DIRECTIONS FOR THIS TASK –
Look below and pull out each line with the word "Скоріше".
--- GIVEN ENTRIES ---
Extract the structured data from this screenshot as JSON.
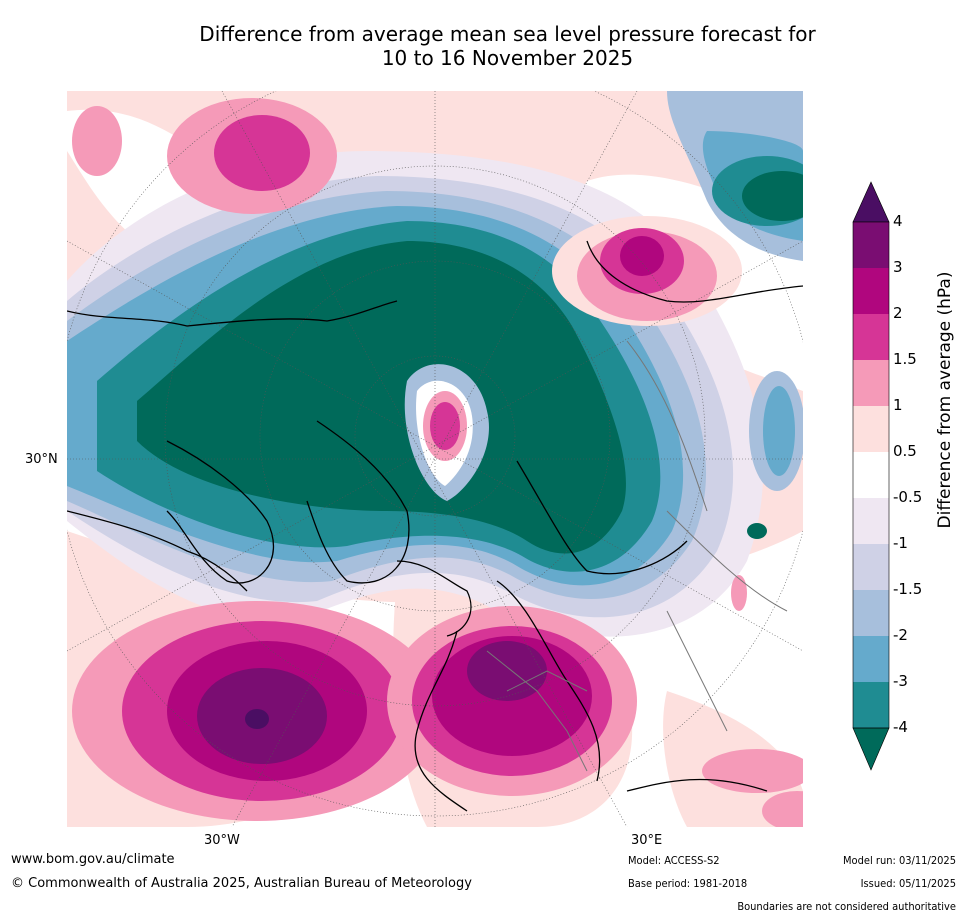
{
  "title_line1": "Difference from average mean sea level pressure forecast for",
  "title_line2": "10 to 16 November 2025",
  "axis": {
    "lat_label": "30°N",
    "lon_labels": [
      "30°W",
      "30°E"
    ]
  },
  "colorbar": {
    "label": "Difference from average (hPa)",
    "ticks": [
      "4",
      "3",
      "2",
      "1.5",
      "1",
      "0.5",
      "-0.5",
      "-1",
      "-1.5",
      "-2",
      "-3",
      "-4"
    ],
    "colors": [
      "#4a0e63",
      "#7a0d72",
      "#b0067e",
      "#d63596",
      "#f59ab8",
      "#fde0de",
      "#ffffff",
      "#efe7f2",
      "#cfd1e6",
      "#a7bfdc",
      "#65aacc",
      "#1f8c92",
      "#006a5a"
    ]
  },
  "footer": {
    "url": "www.bom.gov.au/climate",
    "copyright": "© Commonwealth of Australia 2025, Australian Bureau of Meteorology",
    "model": "Model: ACCESS-S2",
    "base_period": "Base period: 1981-2018",
    "model_run": "Model run: 03/11/2025",
    "issued": "Issued: 05/11/2025",
    "disclaimer": "Boundaries are not considered authoritative"
  }
}
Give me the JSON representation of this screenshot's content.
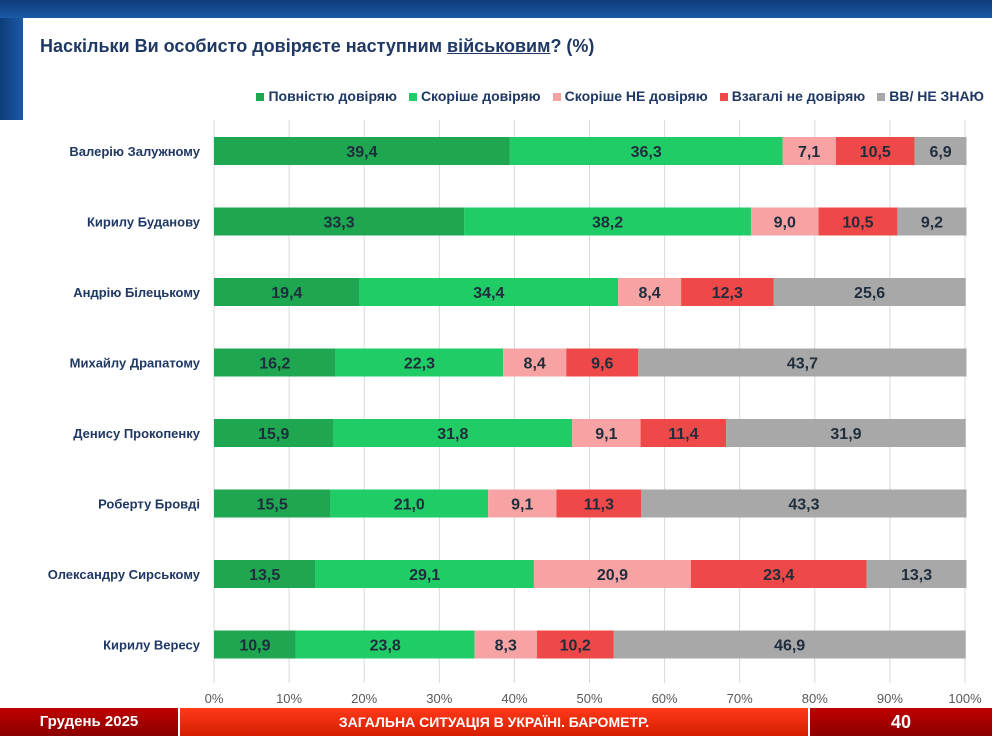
{
  "chart_data": {
    "type": "bar",
    "orientation": "horizontal-stacked",
    "title_parts": {
      "before": "Наскільки Ви особисто довіряєте наступним ",
      "underlined": "військовим",
      "after": "? (%)"
    },
    "categories": [
      "Валерію Залужному",
      "Кирилу Буданову",
      "Андрію Білецькому",
      "Михайлу Драпатому",
      "Денису Прокопенку",
      "Роберту Бровді",
      "Олександру Сирському",
      "Кирилу Вересу"
    ],
    "series": [
      {
        "name": "Повністю довіряю",
        "color": "#1ea650",
        "label_color": "#1f2d3d",
        "values": [
          39.4,
          33.3,
          19.4,
          16.2,
          15.9,
          15.5,
          13.5,
          10.9
        ]
      },
      {
        "name": "Скоріше довіряю",
        "color": "#20cc66",
        "label_color": "#1f2d3d",
        "values": [
          36.3,
          38.2,
          34.4,
          22.3,
          31.8,
          21.0,
          29.1,
          23.8
        ]
      },
      {
        "name": "Скоріше НЕ довіряю",
        "color": "#f7a3a3",
        "label_color": "#1f2d3d",
        "values": [
          7.1,
          9.0,
          8.4,
          8.4,
          9.1,
          9.1,
          20.9,
          8.3
        ]
      },
      {
        "name": "Взагалі не  довіряю",
        "color": "#ef4848",
        "label_color": "#1f2d3d",
        "values": [
          10.5,
          10.5,
          12.3,
          9.6,
          11.4,
          11.3,
          23.4,
          10.2
        ]
      },
      {
        "name": "ВВ/ НЕ ЗНАЮ",
        "color": "#a8a8a8",
        "label_color": "#1f2d3d",
        "values": [
          6.9,
          9.2,
          25.6,
          43.7,
          31.9,
          43.3,
          13.3,
          46.9
        ]
      }
    ],
    "xlim": [
      0,
      100
    ],
    "xticks": [
      "0%",
      "10%",
      "20%",
      "30%",
      "40%",
      "50%",
      "60%",
      "70%",
      "80%",
      "90%",
      "100%"
    ],
    "grid": true,
    "legend_position": "top"
  },
  "footer": {
    "date": "Грудень 2025",
    "section": "ЗАГАЛЬНА СИТУАЦІЯ В УКРАЇНІ. БАРОМЕТР.",
    "page": "40"
  }
}
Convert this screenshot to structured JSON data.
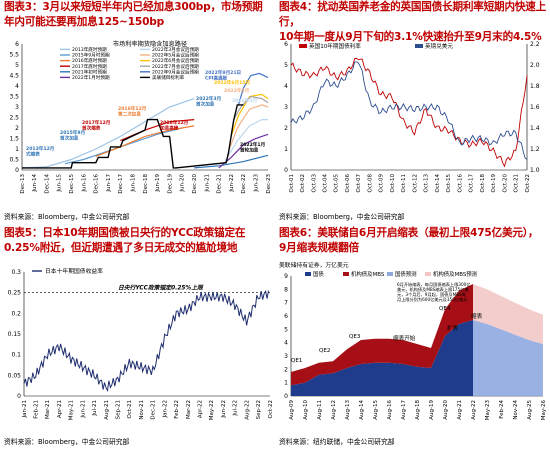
---
FINISHED ANSWER –
        "name": "Скоріше довіряю",
        "name": "Скоріше НЕ довіряю",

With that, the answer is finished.